Figure collection entries
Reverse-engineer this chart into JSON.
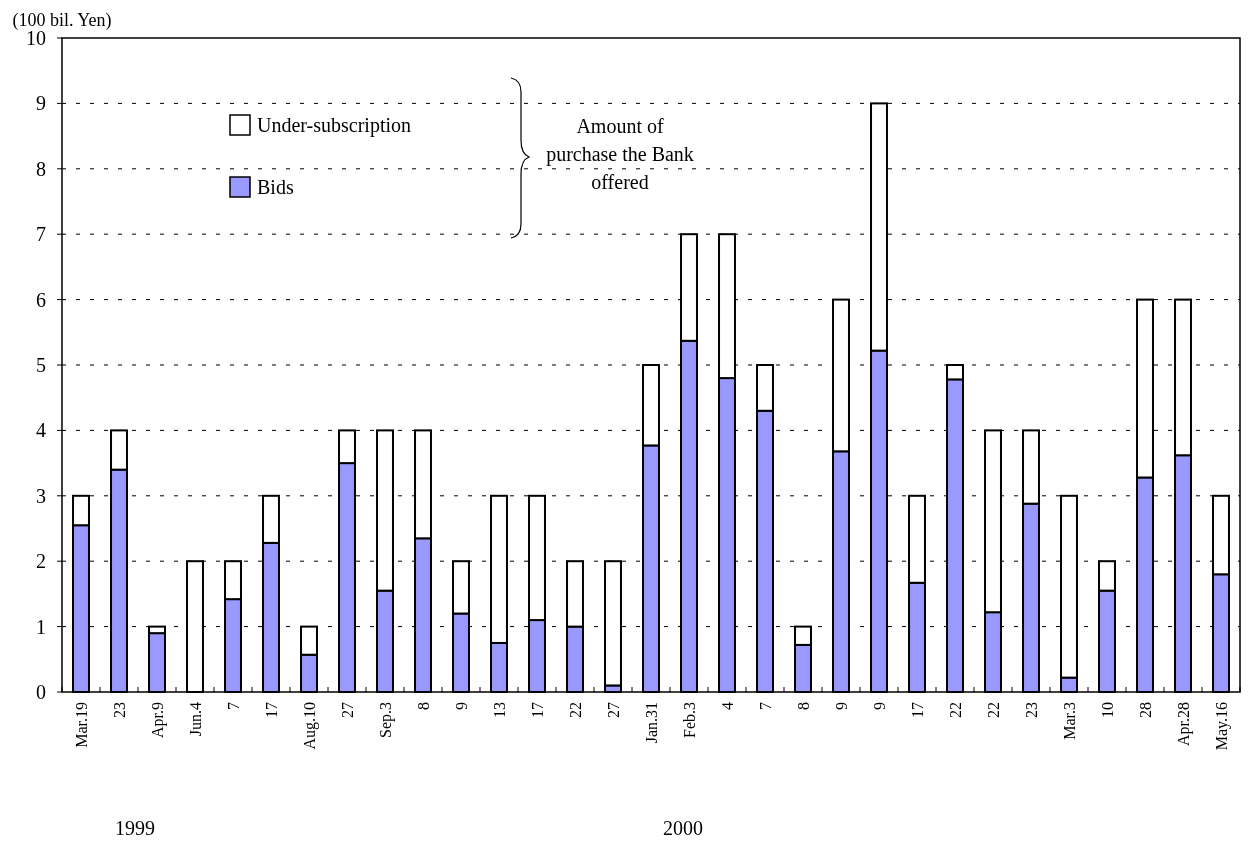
{
  "chart_data": {
    "type": "bar",
    "stacked": true,
    "ylabel": "(100 bil. Yen)",
    "categories": [
      "Mar.19",
      "23",
      "Apr.9",
      "Jun.4",
      "7",
      "17",
      "Aug.10",
      "27",
      "Sep.3",
      "8",
      "9",
      "13",
      "17",
      "22",
      "27",
      "Jan.31",
      "Feb.3",
      "4",
      "7",
      "8",
      "9",
      "9",
      "17",
      "22",
      "22",
      "23",
      "Mar.3",
      "10",
      "28",
      "Apr.28",
      "May.16"
    ],
    "series": [
      {
        "name": "Bids",
        "color": "#9999ff",
        "values": [
          2.55,
          3.4,
          0.9,
          0,
          1.42,
          2.28,
          0.57,
          3.5,
          1.55,
          2.35,
          1.2,
          0.75,
          1.1,
          1.0,
          0.1,
          3.77,
          5.37,
          4.8,
          4.3,
          0.72,
          3.68,
          5.22,
          1.67,
          4.78,
          1.22,
          2.88,
          0.22,
          1.55,
          3.28,
          3.62,
          1.8
        ]
      },
      {
        "name": "Under-subscription",
        "color": "#ffffff",
        "values": [
          0.45,
          0.6,
          0.1,
          2,
          0.58,
          0.72,
          0.43,
          0.5,
          2.45,
          1.65,
          0.8,
          2.25,
          1.9,
          1.0,
          1.9,
          1.23,
          1.63,
          2.2,
          0.7,
          0.28,
          2.32,
          3.78,
          1.33,
          0.22,
          2.78,
          1.12,
          2.78,
          0.45,
          2.72,
          2.38,
          1.2
        ]
      }
    ],
    "ylim": [
      0,
      10
    ],
    "yticks": [
      0,
      1,
      2,
      3,
      4,
      5,
      6,
      7,
      8,
      9,
      10
    ],
    "grid": "y",
    "legend": "top left",
    "annotations": [
      "Amount of purchase the Bank offered",
      "1999",
      "2000"
    ]
  }
}
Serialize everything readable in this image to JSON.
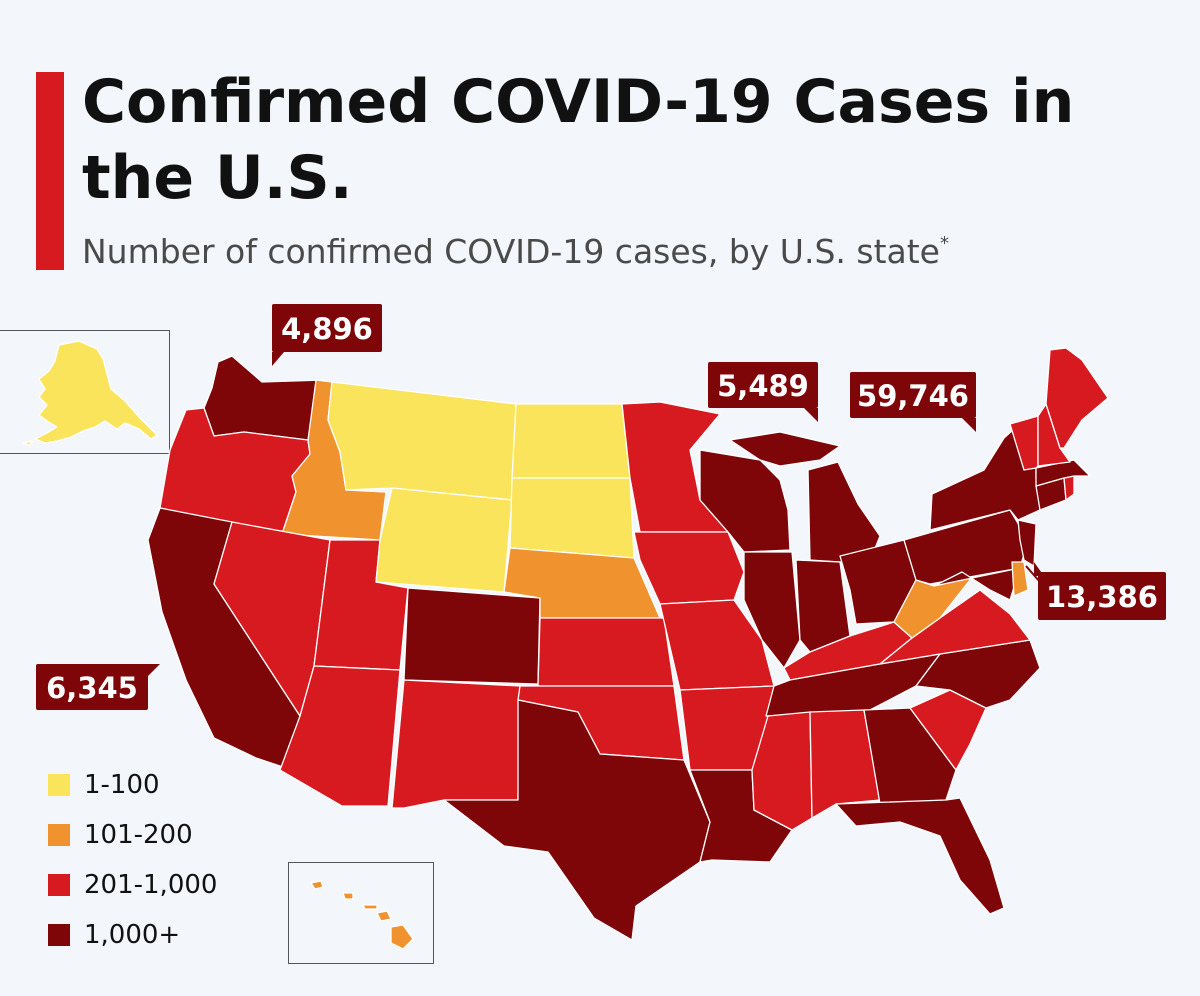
{
  "header": {
    "title": "Confirmed COVID-19 Cases in the U.S.",
    "subtitle": "Number of confirmed COVID-19 cases, by U.S. state",
    "subtitle_mark": "*"
  },
  "colors": {
    "accent": "#d71920",
    "bin_1_100": "#f9e45b",
    "bin_101_200": "#f0922d",
    "bin_201_1000": "#d71920",
    "bin_1000_plus": "#7e0609"
  },
  "legend": [
    {
      "label": "1-100",
      "color": "#f9e45b"
    },
    {
      "label": "101-200",
      "color": "#f0922d"
    },
    {
      "label": "201-1,000",
      "color": "#d71920"
    },
    {
      "label": "1,000+",
      "color": "#7e0609"
    }
  ],
  "callouts": {
    "washington": "4,896",
    "michigan": "5,489",
    "new_york": "59,746",
    "new_jersey": "13,386",
    "california": "6,345"
  },
  "states": {
    "WA": "1,000+",
    "OR": "201-1,000",
    "CA": "1,000+",
    "ID": "101-200",
    "NV": "201-1,000",
    "UT": "201-1,000",
    "AZ": "201-1,000",
    "MT": "1-100",
    "WY": "1-100",
    "CO": "1,000+",
    "NM": "201-1,000",
    "ND": "1-100",
    "SD": "1-100",
    "NE": "101-200",
    "KS": "201-1,000",
    "OK": "201-1,000",
    "TX": "1,000+",
    "MN": "201-1,000",
    "IA": "201-1,000",
    "MO": "201-1,000",
    "AR": "201-1,000",
    "LA": "1,000+",
    "WI": "1,000+",
    "IL": "1,000+",
    "MI": "1,000+",
    "IN": "1,000+",
    "OH": "1,000+",
    "KY": "201-1,000",
    "TN": "1,000+",
    "MS": "201-1,000",
    "AL": "201-1,000",
    "GA": "1,000+",
    "FL": "1,000+",
    "SC": "201-1,000",
    "NC": "1,000+",
    "VA": "201-1,000",
    "WV": "101-200",
    "PA": "1,000+",
    "NY": "1,000+",
    "NJ": "1,000+",
    "DE": "101-200",
    "MD": "1,000+",
    "CT": "1,000+",
    "RI": "201-1,000",
    "MA": "1,000+",
    "VT": "201-1,000",
    "NH": "201-1,000",
    "ME": "201-1,000",
    "AK": "1-100",
    "HI": "101-200"
  }
}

## Exercise directions
Identify each line holding the string "JSON", and copy it out.

## Full answer
Reverse-engineer this chart into JSON.
Serialize everything readable in this image to JSON.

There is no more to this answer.